TASKS
- a) Decide whether each statement below agrees with the iris/ra.v diff. For each, answer yes or no and quote the words from the diff that settle it.
(i) The new big_opM takes a function argument of type K → A → list B.
(ii) The relocated big_op definition sits under the comment "(** Updates *)".
(iii) The removed big_opM applied snd to the result of map_to_list.
- b) According to the iris/ra.v diff, what does big_op return for an empty list?
- c) Continue the iris/ra.v diff from its last line.
## begin EXTRACT
More general RA bigop for finite maps.

iris/ra.v

@@ -11,14 +11,6 @@ Instance: Params (@op) 2.
 Infix "⋅" := op (at level 50, left associativity) : C_scope.
 Notation "(⋅)" := op (only parsing) : C_scope.
 
-Fixpoint big_op `{Op A, Empty A} (xs : list A) : A :=
-  match xs with [] => ∅ | x :: xs => x ⋅ big_op xs end.
-Arguments big_op _ _ _ !_ /.
-Instance: Params (@big_op) 3.
-Definition big_opM `{FinMapToList K A M, Op A, Empty A} (m : M) : A :=
-  big_op (snd <$> map_to_list m).
-Instance: Params (@big_opM) 4.
-
 Class Included (A : Type) := included : relation A.
 Instance: Params (@included) 2.
 Infix "≼" := included (at level 70) : C_scope.
@@ -52,6 +44,16 @@ Class RAEmpty A `{Equiv A, Valid A, Op A, Empty A} : Prop := {
   ra_empty_l :> LeftId (≡) ∅ (⋅)
 }.
 
+(** Big ops *)
+Fixpoint big_op `{Op A, Empty A} (xs : list A) : A :=
+  match xs with [] => ∅ | x :: xs => x ⋅ big_op xs end.
+Arguments big_op _ _ _ !_ /.
+Instance: Params (@big_op) 3.
+
+Definition big_opM `{FinMapToList K A M, Op B, Empty B}
+  (f : K → A → list B) (m : M) : B := big_op (map_to_list m ≫= curry f).
+Instance: Params (@big_opM) 4.
+
 (** Updates *)
 Definition ra_update_set `{Op A, Valid A} (x : A) (P : A → Prop) :=
   ∀ z, valid (x ⋅ z) → ∃ y, P y ∧ valid (y ⋅ z).
@@ -147,21 +149,26 @@ Proof.
 Qed.
 
 Context `{FinMap K M}.
-Lemma big_opM_empty : big_opM (∅ : M A) ≡ ∅.
## end EXTRACT
## begin GIVEN INFORMATION
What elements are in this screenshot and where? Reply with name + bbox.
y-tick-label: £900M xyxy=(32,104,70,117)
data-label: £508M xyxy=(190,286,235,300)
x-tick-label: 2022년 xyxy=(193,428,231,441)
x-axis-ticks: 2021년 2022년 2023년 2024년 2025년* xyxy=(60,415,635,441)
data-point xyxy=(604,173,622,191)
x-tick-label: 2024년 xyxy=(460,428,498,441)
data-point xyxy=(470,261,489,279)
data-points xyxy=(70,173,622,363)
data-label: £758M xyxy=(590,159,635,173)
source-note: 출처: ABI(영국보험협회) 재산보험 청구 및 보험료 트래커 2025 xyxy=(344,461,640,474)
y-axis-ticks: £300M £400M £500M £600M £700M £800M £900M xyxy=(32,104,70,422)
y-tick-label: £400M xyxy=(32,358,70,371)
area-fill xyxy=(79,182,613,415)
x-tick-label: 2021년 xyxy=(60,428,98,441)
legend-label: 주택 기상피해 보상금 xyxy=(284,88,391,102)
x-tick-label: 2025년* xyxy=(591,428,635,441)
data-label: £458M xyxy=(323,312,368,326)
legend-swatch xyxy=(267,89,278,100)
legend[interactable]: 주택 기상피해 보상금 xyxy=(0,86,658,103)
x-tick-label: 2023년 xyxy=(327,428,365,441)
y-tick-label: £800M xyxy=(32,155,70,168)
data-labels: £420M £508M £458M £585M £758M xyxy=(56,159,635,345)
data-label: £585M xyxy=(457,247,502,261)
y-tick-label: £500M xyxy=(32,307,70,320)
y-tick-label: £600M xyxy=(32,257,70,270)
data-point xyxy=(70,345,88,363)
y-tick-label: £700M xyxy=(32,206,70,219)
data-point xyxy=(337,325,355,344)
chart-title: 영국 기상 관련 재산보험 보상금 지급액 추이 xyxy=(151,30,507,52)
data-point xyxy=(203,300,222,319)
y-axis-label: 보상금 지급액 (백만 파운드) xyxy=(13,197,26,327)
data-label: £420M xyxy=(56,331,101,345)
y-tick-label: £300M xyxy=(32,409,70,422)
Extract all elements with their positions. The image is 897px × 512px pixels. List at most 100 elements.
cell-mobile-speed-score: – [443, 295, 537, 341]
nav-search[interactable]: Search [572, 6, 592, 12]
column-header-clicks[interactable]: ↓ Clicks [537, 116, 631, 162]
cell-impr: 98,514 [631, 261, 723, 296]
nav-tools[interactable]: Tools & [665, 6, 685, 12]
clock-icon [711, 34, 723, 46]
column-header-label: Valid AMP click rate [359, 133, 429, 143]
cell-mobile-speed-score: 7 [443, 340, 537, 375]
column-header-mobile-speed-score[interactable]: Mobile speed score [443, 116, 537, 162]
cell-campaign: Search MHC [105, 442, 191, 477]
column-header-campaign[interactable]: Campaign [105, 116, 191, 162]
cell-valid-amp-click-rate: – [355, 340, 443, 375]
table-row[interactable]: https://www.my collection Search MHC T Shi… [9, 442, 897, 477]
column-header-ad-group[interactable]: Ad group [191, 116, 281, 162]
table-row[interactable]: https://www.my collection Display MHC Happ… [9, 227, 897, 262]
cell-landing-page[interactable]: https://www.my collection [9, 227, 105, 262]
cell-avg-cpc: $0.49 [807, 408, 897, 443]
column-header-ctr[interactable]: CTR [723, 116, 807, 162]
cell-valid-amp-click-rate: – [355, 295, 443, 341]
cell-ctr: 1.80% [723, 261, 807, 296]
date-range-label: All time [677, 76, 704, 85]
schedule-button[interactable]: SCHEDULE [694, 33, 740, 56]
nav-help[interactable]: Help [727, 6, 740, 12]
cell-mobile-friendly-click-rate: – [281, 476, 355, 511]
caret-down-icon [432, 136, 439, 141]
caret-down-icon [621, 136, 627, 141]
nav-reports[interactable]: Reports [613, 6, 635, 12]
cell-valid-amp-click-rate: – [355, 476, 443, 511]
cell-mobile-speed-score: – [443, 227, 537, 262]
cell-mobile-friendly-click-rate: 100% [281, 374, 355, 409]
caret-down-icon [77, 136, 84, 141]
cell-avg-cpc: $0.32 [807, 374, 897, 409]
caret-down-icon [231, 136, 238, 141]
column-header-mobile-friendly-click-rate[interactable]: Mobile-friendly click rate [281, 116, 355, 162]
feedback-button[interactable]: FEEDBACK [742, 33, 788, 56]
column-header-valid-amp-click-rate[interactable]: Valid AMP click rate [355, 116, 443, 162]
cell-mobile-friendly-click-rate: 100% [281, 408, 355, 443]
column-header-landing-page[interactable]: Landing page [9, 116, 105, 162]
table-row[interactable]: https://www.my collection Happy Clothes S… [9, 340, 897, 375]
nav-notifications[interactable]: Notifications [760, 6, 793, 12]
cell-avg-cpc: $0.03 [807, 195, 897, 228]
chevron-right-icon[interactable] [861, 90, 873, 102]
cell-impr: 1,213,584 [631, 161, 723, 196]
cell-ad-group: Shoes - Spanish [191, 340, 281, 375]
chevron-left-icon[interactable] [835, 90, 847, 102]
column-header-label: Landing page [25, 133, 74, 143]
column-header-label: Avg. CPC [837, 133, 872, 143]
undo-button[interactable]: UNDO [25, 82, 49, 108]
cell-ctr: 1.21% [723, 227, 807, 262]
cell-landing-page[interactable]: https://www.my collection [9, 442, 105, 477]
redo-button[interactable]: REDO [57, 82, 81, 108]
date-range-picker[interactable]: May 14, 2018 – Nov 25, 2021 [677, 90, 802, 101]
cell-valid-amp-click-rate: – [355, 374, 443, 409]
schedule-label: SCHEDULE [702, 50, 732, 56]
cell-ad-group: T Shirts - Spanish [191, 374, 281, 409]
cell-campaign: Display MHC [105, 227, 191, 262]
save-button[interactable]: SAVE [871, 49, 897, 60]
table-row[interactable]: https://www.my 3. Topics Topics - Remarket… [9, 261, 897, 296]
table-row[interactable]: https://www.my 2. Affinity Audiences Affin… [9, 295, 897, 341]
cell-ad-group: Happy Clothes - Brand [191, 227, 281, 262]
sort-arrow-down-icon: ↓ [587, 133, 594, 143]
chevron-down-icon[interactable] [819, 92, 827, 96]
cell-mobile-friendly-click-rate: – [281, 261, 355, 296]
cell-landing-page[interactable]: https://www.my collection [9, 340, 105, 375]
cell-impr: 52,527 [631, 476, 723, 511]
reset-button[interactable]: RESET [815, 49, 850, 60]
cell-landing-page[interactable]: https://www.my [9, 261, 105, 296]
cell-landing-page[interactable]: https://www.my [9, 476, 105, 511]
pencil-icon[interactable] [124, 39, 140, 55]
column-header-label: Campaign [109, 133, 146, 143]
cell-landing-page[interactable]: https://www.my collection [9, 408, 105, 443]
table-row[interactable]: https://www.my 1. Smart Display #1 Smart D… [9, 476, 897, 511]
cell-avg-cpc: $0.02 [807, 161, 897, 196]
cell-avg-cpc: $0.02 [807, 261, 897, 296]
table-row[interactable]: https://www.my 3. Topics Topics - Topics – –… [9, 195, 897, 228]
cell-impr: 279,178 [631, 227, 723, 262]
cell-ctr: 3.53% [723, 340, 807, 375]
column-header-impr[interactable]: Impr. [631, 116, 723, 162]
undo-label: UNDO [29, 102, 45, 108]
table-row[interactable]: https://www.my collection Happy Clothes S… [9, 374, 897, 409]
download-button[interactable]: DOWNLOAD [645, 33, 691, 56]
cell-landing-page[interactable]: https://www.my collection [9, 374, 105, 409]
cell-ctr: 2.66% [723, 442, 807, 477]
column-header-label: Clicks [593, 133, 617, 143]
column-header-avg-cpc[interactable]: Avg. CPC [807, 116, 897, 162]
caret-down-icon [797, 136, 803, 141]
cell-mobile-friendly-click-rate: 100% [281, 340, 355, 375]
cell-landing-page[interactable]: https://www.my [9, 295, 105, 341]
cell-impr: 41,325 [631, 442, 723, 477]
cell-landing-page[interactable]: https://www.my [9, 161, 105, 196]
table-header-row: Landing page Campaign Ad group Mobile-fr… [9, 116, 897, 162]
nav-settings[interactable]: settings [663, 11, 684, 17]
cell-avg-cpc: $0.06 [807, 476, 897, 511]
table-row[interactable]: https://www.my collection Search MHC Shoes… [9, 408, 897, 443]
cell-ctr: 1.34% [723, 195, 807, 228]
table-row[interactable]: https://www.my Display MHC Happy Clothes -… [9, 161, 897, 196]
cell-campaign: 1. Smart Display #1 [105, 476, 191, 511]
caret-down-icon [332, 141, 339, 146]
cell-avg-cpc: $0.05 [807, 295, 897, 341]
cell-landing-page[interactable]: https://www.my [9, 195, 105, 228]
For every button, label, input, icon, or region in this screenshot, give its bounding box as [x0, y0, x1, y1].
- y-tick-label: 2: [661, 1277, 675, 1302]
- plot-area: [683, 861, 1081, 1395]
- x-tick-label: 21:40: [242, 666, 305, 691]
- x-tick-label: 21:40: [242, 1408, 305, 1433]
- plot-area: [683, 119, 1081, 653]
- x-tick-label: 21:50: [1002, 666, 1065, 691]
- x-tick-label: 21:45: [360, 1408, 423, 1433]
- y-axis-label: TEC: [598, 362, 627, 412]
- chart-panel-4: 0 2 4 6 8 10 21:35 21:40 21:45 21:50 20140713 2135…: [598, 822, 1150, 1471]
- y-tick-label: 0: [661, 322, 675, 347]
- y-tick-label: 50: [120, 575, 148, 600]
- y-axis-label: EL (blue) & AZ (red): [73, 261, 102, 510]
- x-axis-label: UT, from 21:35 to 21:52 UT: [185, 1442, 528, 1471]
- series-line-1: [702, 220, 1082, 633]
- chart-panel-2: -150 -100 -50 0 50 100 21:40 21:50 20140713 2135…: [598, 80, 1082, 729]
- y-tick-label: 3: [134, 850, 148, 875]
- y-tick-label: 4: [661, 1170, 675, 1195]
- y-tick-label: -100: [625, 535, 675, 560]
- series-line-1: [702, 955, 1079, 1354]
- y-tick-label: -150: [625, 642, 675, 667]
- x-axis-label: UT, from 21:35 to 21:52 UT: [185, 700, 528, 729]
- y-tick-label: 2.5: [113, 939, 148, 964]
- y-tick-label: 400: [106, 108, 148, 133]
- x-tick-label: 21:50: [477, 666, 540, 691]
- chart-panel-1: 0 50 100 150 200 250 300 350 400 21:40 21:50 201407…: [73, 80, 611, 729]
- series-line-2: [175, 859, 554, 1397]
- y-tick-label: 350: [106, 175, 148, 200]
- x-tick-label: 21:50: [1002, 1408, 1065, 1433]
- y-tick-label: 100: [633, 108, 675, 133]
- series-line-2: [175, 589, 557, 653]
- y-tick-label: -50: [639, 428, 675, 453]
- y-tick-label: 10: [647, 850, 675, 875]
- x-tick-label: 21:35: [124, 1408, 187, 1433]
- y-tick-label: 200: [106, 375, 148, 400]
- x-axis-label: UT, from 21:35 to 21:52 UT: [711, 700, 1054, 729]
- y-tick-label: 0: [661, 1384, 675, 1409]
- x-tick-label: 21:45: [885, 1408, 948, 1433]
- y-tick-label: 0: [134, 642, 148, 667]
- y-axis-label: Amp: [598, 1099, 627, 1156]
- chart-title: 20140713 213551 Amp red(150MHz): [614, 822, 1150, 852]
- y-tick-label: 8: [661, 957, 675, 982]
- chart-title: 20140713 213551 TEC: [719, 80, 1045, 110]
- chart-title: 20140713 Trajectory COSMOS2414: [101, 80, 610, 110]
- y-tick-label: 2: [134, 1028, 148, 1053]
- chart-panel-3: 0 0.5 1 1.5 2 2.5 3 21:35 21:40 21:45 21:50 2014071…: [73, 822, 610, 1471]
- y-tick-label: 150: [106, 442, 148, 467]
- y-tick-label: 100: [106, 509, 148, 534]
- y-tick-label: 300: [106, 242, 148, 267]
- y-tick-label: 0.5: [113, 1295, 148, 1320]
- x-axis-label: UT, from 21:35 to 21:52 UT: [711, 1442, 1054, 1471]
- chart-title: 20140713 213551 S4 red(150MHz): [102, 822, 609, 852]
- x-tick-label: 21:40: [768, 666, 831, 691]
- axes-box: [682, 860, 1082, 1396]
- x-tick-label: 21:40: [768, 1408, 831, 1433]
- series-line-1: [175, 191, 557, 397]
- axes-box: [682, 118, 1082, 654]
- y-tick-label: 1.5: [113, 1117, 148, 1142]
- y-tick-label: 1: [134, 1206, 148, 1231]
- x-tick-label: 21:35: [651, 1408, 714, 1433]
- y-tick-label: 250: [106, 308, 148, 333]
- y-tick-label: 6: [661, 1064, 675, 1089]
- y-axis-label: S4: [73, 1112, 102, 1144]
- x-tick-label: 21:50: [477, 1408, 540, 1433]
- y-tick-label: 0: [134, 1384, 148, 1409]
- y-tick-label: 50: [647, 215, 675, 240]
## end GIVEN INFORMATION
ANSWERS PROVIDED
- a)
(i) Yes: "(f : K → A → list B) (m : M) : B".
(ii) No: it is placed under "(** Big ops *)".
(iii) Yes: "big_op (snd <$> map_to_list m)".

- b) It returns ∅ ("[] => ∅").

- c)
-Proof. unfold big_opM. by rewrite map_to_list_empty. Qed.
-Lemma big_opM_insert (m : M A) i x :
-  m !! i = None → big_opM (<[i:=x]> m) ≡ x ⋅ big_opM m.
-Proof. intros ?; unfold big_opM. by rewrite map_to_list_insert by done. Qed.
-Lemma big_opM_singleton i x : big_opM ({[i,x]} : M A) ≡ x.
+Context `{Equiv B} `{!Equivalence ((≡) : relation B)} (f : K → B → list A).
+Lemma big_opM_empty : big_opM f (∅ : M B) ≡ ∅.
+Proof. by unfold big_opM; rewrite map_to_list_empty. Qed.
+Lemma big_opM_insert (m : M B) i (y : B) :
+  m !! i = None → big_opM f (<[i:=y]> m) ≡ big_op (f i y) ⋅ big_opM f m.
+Proof.
+  intros ?; unfold big_opM.
+  by rewrite map_to_list_insert, bind_cons, big_op_app by done.
+Qed.
+Lemma big_opM_singleton i (y : B) : big_opM f ({[i,y]} : M B) ≡ big_op (f i y).
 Proof.
   unfold singleton, map_singleton.
   rewrite big_opM_insert by auto using lookup_empty; simpl.
   by rewrite big_opM_empty, (right_id _ _).
 Qed.
-Global Instance big_opM_proper : Proper ((≡) ==> (≡)) (big_opM : M A → _).
+Global Instance big_opM_proper :
+  (∀ i, Proper ((≡) ==> (≡)) (f i)) → Proper ((≡) ==> (≡)) (big_opM f: M B → A).
 Proof.
-  intros m1; induction m1 as [|i x m1 ? IH] using map_ind.
-  { by intros m2; rewrite (symmetry_iff (≡)), map_equiv_empty; intros ->. }
+  intros Hf m1; induction m1 as [|i x m1 ? IH] using map_ind.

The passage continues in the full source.